__Stated task__.
Would you pull out every line of the material that contains the string "title"?

__Source records__.
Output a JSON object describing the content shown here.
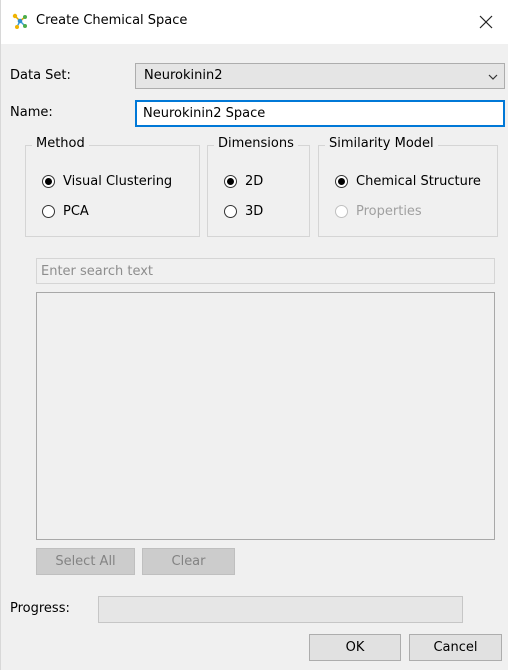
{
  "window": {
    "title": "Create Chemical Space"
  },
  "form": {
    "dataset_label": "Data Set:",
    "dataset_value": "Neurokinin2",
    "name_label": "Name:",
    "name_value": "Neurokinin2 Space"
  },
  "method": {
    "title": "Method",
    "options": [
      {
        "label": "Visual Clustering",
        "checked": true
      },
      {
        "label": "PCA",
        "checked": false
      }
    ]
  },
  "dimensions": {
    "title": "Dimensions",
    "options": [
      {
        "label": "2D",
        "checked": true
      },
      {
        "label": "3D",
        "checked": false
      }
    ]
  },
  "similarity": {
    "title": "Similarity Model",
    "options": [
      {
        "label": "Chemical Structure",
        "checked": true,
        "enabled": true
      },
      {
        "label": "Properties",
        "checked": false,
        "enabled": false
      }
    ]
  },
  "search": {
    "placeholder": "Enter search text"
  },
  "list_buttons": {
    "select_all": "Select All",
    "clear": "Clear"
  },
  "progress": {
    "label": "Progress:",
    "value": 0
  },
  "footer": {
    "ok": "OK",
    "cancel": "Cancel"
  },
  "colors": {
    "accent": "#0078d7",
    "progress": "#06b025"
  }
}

__Exercise answer__.
    "title": "Create Chemical Space"
    "title": "Method",
    "title": "Dimensions",
    "title": "Similarity Model",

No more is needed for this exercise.